**Job:**
Exact repetition is required: output every record in full.
****************
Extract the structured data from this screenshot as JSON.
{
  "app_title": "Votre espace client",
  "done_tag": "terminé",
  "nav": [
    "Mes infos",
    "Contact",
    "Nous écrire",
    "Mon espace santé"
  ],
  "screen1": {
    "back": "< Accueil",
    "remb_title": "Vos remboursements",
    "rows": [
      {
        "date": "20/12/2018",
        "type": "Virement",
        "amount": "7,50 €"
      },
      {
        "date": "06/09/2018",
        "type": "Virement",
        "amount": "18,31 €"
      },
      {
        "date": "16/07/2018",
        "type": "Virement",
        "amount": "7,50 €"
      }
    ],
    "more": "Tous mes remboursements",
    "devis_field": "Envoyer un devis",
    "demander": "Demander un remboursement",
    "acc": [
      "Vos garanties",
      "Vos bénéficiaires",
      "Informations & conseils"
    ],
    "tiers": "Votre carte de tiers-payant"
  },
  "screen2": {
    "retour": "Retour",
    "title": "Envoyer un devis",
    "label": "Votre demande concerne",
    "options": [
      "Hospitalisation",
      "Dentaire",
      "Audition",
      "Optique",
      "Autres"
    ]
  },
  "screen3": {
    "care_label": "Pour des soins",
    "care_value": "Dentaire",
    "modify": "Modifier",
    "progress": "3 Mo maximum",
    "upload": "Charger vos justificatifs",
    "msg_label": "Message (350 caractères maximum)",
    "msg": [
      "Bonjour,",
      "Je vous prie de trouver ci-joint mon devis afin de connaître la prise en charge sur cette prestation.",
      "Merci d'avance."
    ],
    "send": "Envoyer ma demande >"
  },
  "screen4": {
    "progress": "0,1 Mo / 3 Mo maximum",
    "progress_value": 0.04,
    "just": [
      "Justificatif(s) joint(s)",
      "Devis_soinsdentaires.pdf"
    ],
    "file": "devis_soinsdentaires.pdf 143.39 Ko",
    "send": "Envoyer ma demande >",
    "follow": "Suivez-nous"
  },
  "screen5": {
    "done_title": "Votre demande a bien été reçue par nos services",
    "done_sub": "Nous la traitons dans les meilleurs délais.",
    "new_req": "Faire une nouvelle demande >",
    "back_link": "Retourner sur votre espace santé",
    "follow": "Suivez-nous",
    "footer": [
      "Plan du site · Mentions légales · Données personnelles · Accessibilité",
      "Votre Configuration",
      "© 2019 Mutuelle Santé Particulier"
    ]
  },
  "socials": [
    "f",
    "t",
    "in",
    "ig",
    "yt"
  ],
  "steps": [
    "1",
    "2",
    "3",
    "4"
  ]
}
****************
**Solution to this problem:**
Extract the structured data from this screenshot as JSON.
{
  "app_title": "Votre espace client",
  "done_tag": "terminé",
  "nav": [
    "Mes infos",
    "Contact",
    "Nous écrire",
    "Mon espace santé"
  ],
  "screen1": {
    "back": "< Accueil",
    "remb_title": "Vos remboursements",
    "rows": [
      {
        "date": "20/12/2018",
        "type": "Virement",
        "amount": "7,50 €"
      },
      {
        "date": "06/09/2018",
        "type": "Virement",
        "amount": "18,31 €"
      },
      {
        "date": "16/07/2018",
        "type": "Virement",
        "amount": "7,50 €"
      }
    ],
    "more": "Tous mes remboursements",
    "devis_field": "Envoyer un devis",
    "demander": "Demander un remboursement",
    "acc": [
      "Vos garanties",
      "Vos bénéficiaires",
      "Informations & conseils"
    ],
    "tiers": "Votre carte de tiers-payant"
  },
  "screen2": {
    "retour": "Retour",
    "title": "Envoyer un devis",
    "label": "Votre demande concerne",
    "options": [
      "Hospitalisation",
      "Dentaire",
      "Audition",
      "Optique",
      "Autres"
    ]
  },
  "screen3": {
    "care_label": "Pour des soins",
    "care_value": "Dentaire",
    "modify": "Modifier",
    "progress": "3 Mo maximum",
    "upload": "Charger vos justificatifs",
    "msg_label": "Message (350 caractères maximum)",
    "msg": [
      "Bonjour,",
      "Je vous prie de trouver ci-joint mon devis afin de connaître la prise en charge sur cette prestation.",
      "Merci d'avance."
    ],
    "send": "Envoyer ma demande >"
  },
  "screen4": {
    "progress": "0,1 Mo / 3 Mo maximum",
    "progress_value": 0.04,
    "just": [
      "Justificatif(s) joint(s)",
      "Devis_soinsdentaires.pdf"
    ],
    "file": "devis_soinsdentaires.pdf 143.39 Ko",
    "send": "Envoyer ma demande >",
    "follow": "Suivez-nous"
  },
  "screen5": {
    "done_title": "Votre demande a bien été reçue par nos services",
    "done_sub": "Nous la traitons dans les meilleurs délais.",
    "new_req": "Faire une nouvelle demande >",
    "back_link": "Retourner sur votre espace santé",
    "follow": "Suivez-nous",
    "footer": [
      "Plan du site · Mentions légales · Données personnelles · Accessibilité",
      "Votre Configuration",
      "© 2019 Mutuelle Santé Particulier"
    ]
  },
  "socials": [
    "f",
    "t",
    "in",
    "ig",
    "yt"
  ],
  "steps": [
    "1",
    "2",
    "3",
    "4"
  ]
}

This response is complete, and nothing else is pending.